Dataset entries
==================================================

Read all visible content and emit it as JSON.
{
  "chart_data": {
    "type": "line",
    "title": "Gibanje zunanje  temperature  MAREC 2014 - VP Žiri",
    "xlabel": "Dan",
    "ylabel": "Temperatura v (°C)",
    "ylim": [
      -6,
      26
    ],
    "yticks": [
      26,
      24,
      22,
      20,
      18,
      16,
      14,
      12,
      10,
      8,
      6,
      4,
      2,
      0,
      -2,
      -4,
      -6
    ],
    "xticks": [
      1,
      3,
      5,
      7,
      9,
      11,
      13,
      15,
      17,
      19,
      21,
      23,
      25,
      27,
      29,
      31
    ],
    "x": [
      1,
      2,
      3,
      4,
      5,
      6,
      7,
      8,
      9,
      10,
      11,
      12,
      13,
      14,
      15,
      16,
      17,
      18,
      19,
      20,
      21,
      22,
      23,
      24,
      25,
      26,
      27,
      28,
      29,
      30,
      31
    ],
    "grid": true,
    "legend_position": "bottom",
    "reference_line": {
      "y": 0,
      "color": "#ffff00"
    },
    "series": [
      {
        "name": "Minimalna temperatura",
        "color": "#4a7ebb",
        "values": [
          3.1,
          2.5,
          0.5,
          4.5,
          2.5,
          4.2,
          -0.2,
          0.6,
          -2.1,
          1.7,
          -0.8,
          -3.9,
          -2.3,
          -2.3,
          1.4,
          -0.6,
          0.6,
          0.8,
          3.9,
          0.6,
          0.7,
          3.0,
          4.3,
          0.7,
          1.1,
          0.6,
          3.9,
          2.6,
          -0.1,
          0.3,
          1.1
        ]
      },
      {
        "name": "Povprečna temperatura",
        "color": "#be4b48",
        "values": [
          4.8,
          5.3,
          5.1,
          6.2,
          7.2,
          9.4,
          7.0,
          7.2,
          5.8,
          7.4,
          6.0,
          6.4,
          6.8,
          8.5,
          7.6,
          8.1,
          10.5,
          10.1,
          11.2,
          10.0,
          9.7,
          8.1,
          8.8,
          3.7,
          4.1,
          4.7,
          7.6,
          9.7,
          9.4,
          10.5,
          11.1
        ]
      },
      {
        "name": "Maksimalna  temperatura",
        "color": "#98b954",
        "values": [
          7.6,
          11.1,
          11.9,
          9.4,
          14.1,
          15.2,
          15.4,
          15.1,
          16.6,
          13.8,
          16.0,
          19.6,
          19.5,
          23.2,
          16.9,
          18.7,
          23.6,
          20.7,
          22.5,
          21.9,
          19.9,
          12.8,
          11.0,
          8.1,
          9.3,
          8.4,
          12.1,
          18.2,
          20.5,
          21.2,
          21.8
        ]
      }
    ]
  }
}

==================================================

**Aim**.
Extract all lines containing the word "color".

**Exercise answer**.
      "color": "#ffff00"
        "color": "#4a7ebb",
        "color": "#be4b48",
        "color": "#98b954",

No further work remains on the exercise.